## Task details
Without the pictures, can you quote each line below exactly?

##### Records to process

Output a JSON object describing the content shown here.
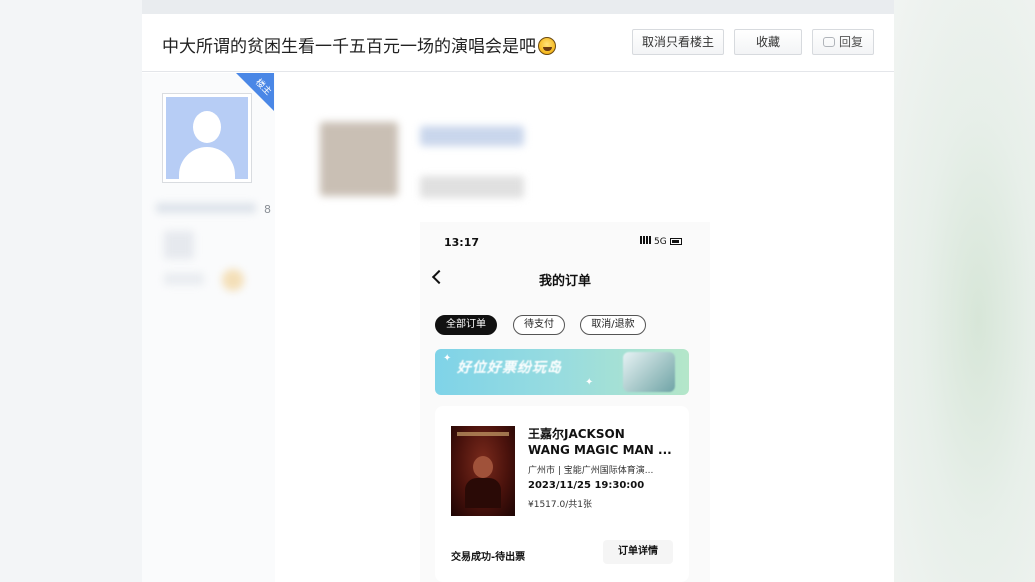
{
  "thread": {
    "title": "中大所谓的贫困生看一千五百元一场的演唱会是吧",
    "title_emoji": "grinning-sweat-emoji",
    "actions": {
      "cancel_owner_only": "取消只看楼主",
      "favorite": "收藏",
      "reply": "回复"
    }
  },
  "post": {
    "owner_badge": "楼主",
    "sidebar_number": "8"
  },
  "phone_screenshot": {
    "status_time": "13:17",
    "network": "5G",
    "page_title": "我的订单",
    "filters": [
      "全部订单",
      "待支付",
      "取消/退款"
    ],
    "active_filter": "全部订单",
    "banner_text": "好位好票纷玩岛",
    "order": {
      "event_name_line1": "王嘉尔JACKSON",
      "event_name_line2": "WANG MAGIC MAN ...",
      "venue": "广州市 | 宝能广州国际体育演...",
      "datetime": "2023/11/25 19:30:00",
      "price": "¥1517.0/共1张",
      "status": "交易成功-待出票",
      "detail_button": "订单详情"
    }
  },
  "colors": {
    "owner_badge": "#4a87e6",
    "avatar_bg": "#b7cdf5",
    "active_chip": "#111111"
  }
}
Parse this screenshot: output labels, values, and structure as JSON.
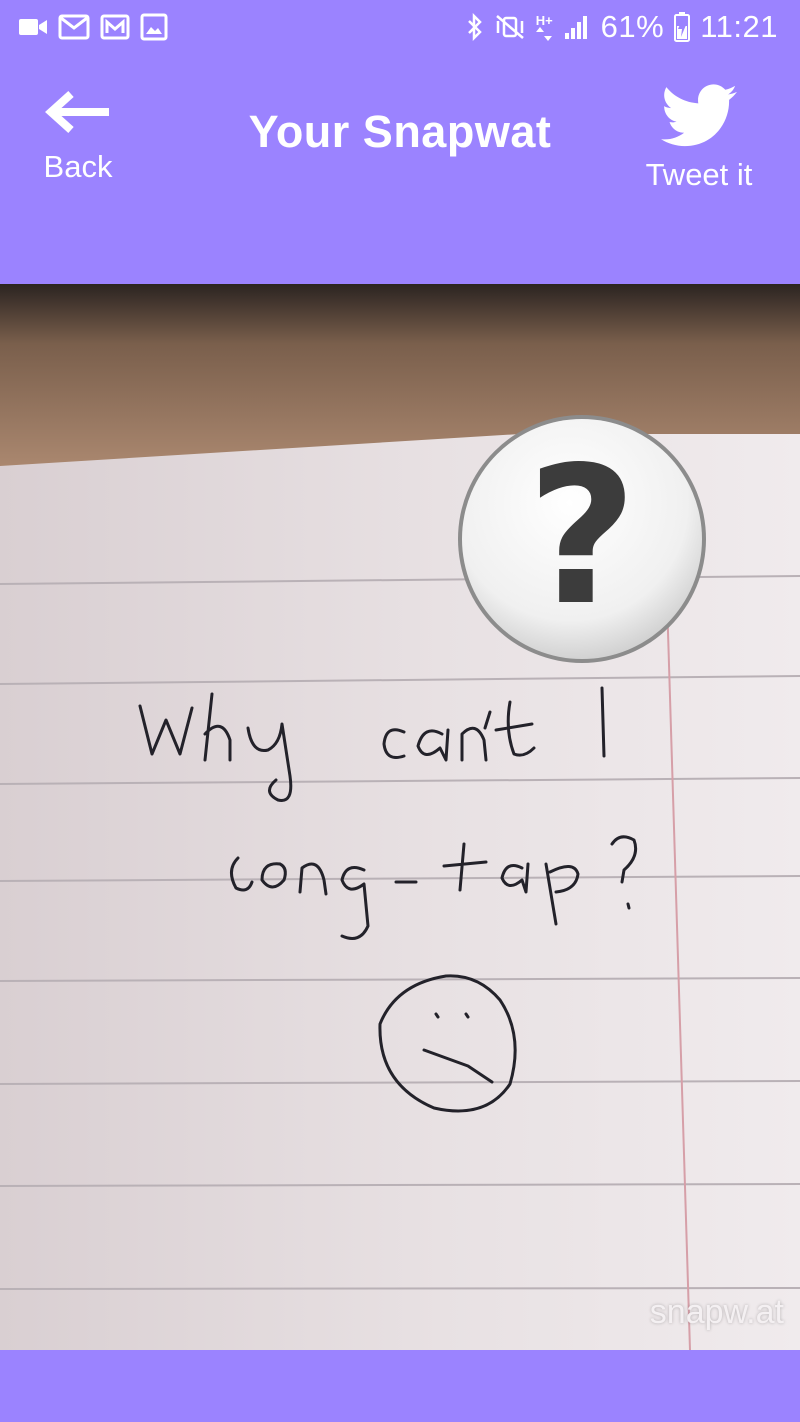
{
  "status_bar": {
    "battery_percent": "61%",
    "time": "11:21",
    "network_type": "H+",
    "left_icons": [
      "video-call-icon",
      "mail-outline-icon",
      "gmail-icon",
      "gallery-icon"
    ],
    "right_icons": [
      "bluetooth-icon",
      "vibrate-mute-icon",
      "data-arrows-icon",
      "signal-icon",
      "battery-charging-icon"
    ]
  },
  "header": {
    "back_label": "Back",
    "title": "Your Snapwat",
    "tweet_label": "Tweet it"
  },
  "photo": {
    "note_text_line1": "Why can't I",
    "note_text_line2": "long-tap?",
    "watermark": "snapw.at"
  },
  "colors": {
    "accent": "#9b83ff",
    "text": "#ffffff"
  }
}
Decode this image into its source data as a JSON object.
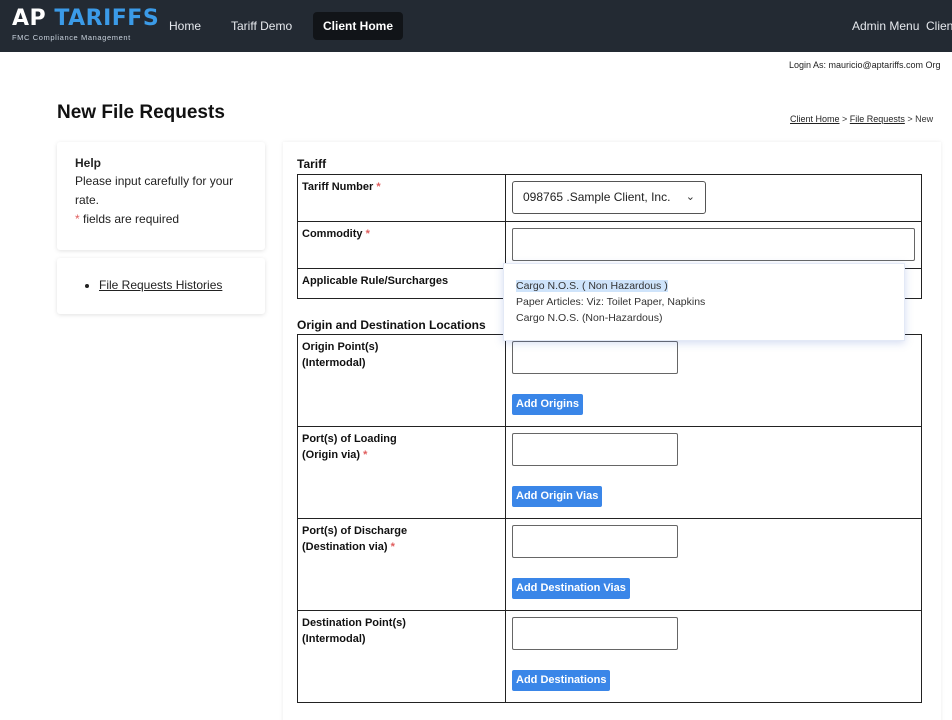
{
  "header": {
    "logo_main_part1": "AP ",
    "logo_main_part2": "TARIFFS",
    "logo_sub": "FMC Compliance Management",
    "nav": [
      {
        "label": "Home"
      },
      {
        "label": "Tariff Demo"
      },
      {
        "label": "Client Home"
      },
      {
        "label": "Admin Menu"
      },
      {
        "label": "Client"
      }
    ]
  },
  "login_as": "Login As: mauricio@aptariffs.com Org",
  "page_title": "New File Requests",
  "breadcrumb": {
    "item1": "Client Home",
    "sep": " > ",
    "item2": "File Requests",
    "current": "New"
  },
  "help": {
    "title": "Help",
    "line1": "Please input carefully for your rate.",
    "req_mark": "*",
    "req_text": " fields are required"
  },
  "links": {
    "histories": "File Requests Histories"
  },
  "tariff_section": {
    "title": "Tariff",
    "tariff_number_label": "Tariff Number",
    "tariff_number_value": "098765 .Sample Client, Inc.",
    "commodity_label": "Commodity",
    "commodity_value": "",
    "rule_label": "Applicable Rule/Surcharges",
    "required_mark": "*"
  },
  "suggestions": [
    "Cargo N.O.S. ( Non Hazardous )",
    "Paper Articles: Viz: Toilet Paper, Napkins",
    "Cargo N.O.S. (Non-Hazardous)"
  ],
  "locations_section": {
    "title": "Origin and Destination Locations",
    "rows": [
      {
        "label1": "Origin Point(s)",
        "label2": "(Intermodal)",
        "required": "",
        "button": "Add Origins"
      },
      {
        "label1": "Port(s) of Loading",
        "label2": "(Origin via)",
        "required": "*",
        "button": "Add Origin Vias"
      },
      {
        "label1": "Port(s) of Discharge",
        "label2": "(Destination via)",
        "required": "*",
        "button": "Add Destination Vias"
      },
      {
        "label1": "Destination Point(s)",
        "label2": "(Intermodal)",
        "required": "",
        "button": "Add Destinations"
      }
    ]
  },
  "colors": {
    "navbar": "#232a33",
    "accent": "#3b9be8",
    "button": "#3a86e8",
    "required": "#e05d5d"
  }
}
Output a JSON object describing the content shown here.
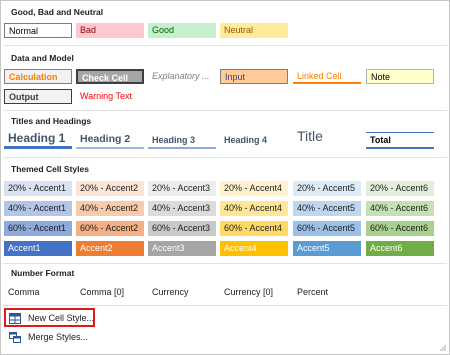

##########

## Right answer
Output a JSON object describing the content shown here.
{
  "thread": {
    "title": "中大所谓的贫困生看一千五百元一场的演唱会是吧",
    "title_emoji": "grinning-sweat-emoji",
    "actions": {
      "cancel_owner_only": "取消只看楼主",
      "favorite": "收藏",
      "reply": "回复"
    }
  },
  "post": {
    "owner_badge": "楼主",
    "sidebar_number": "8"
  },
  "phone_screenshot": {
    "status_time": "13:17",
    "network": "5G",
    "page_title": "我的订单",
    "filters": [
      "全部订单",
      "待支付",
      "取消/退款"
    ],
    "active_filter": "全部订单",
    "banner_text": "好位好票纷玩岛",
    "order": {
      "event_name_line1": "王嘉尔JACKSON",
      "event_name_line2": "WANG MAGIC MAN ...",
      "venue": "广州市 | 宝能广州国际体育演...",
      "datetime": "2023/11/25 19:30:00",
      "price": "¥1517.0/共1张",
      "status": "交易成功-待出票",
      "detail_button": "订单详情"
    }
  },
  "colors": {
    "owner_badge": "#4a87e6",
    "avatar_bg": "#b7cdf5",
    "active_chip": "#111111"
  }
}
Parse this screenshot: output labels, values, and structure as JSON.
{
  "status_bar": {
    "battery_percent": "61%",
    "time": "11:21",
    "network_type": "H+",
    "left_icons": [
      "video-call-icon",
      "mail-outline-icon",
      "gmail-icon",
      "gallery-icon"
    ],
    "right_icons": [
      "bluetooth-icon",
      "vibrate-mute-icon",
      "data-arrows-icon",
      "signal-icon",
      "battery-charging-icon"
    ]
  },
  "header": {
    "back_label": "Back",
    "title": "Your Snapwat",
    "tweet_label": "Tweet it"
  },
  "photo": {
    "note_text_line1": "Why can't I",
    "note_text_line2": "long-tap?",
    "watermark": "snapw.at"
  },
  "colors": {
    "accent": "#9b83ff",
    "text": "#ffffff"
  }
}
Decode this image into its source data as a JSON object.
{
  "header": {
    "logo_main_part1": "AP ",
    "logo_main_part2": "TARIFFS",
    "logo_sub": "FMC Compliance Management",
    "nav": [
      {
        "label": "Home"
      },
      {
        "label": "Tariff Demo"
      },
      {
        "label": "Client Home"
      },
      {
        "label": "Admin Menu"
      },
      {
        "label": "Client"
      }
    ]
  },
  "login_as": "Login As: mauricio@aptariffs.com Org",
  "page_title": "New File Requests",
  "breadcrumb": {
    "item1": "Client Home",
    "sep": " > ",
    "item2": "File Requests",
    "current": "New"
  },
  "help": {
    "title": "Help",
    "line1": "Please input carefully for your rate.",
    "req_mark": "*",
    "req_text": " fields are required"
  },
  "links": {
    "histories": "File Requests Histories"
  },
  "tariff_section": {
    "title": "Tariff",
    "tariff_number_label": "Tariff Number",
    "tariff_number_value": "098765 .Sample Client, Inc.",
    "commodity_label": "Commodity",
    "commodity_value": "",
    "rule_label": "Applicable Rule/Surcharges",
    "required_mark": "*"
  },
  "suggestions": [
    "Cargo N.O.S. ( Non Hazardous )",
    "Paper Articles: Viz: Toilet Paper, Napkins",
    "Cargo N.O.S. (Non-Hazardous)"
  ],
  "locations_section": {
    "title": "Origin and Destination Locations",
    "rows": [
      {
        "label1": "Origin Point(s)",
        "label2": "(Intermodal)",
        "required": "",
        "button": "Add Origins"
      },
      {
        "label1": "Port(s) of Loading",
        "label2": "(Origin via)",
        "required": "*",
        "button": "Add Origin Vias"
      },
      {
        "label1": "Port(s) of Discharge",
        "label2": "(Destination via)",
        "required": "*",
        "button": "Add Destination Vias"
      },
      {
        "label1": "Destination Point(s)",
        "label2": "(Intermodal)",
        "required": "",
        "button": "Add Destinations"
      }
    ]
  },
  "colors": {
    "navbar": "#232a33",
    "accent": "#3b9be8",
    "button": "#3a86e8",
    "required": "#e05d5d"
  }
}
Output a JSON object describing the content shown here.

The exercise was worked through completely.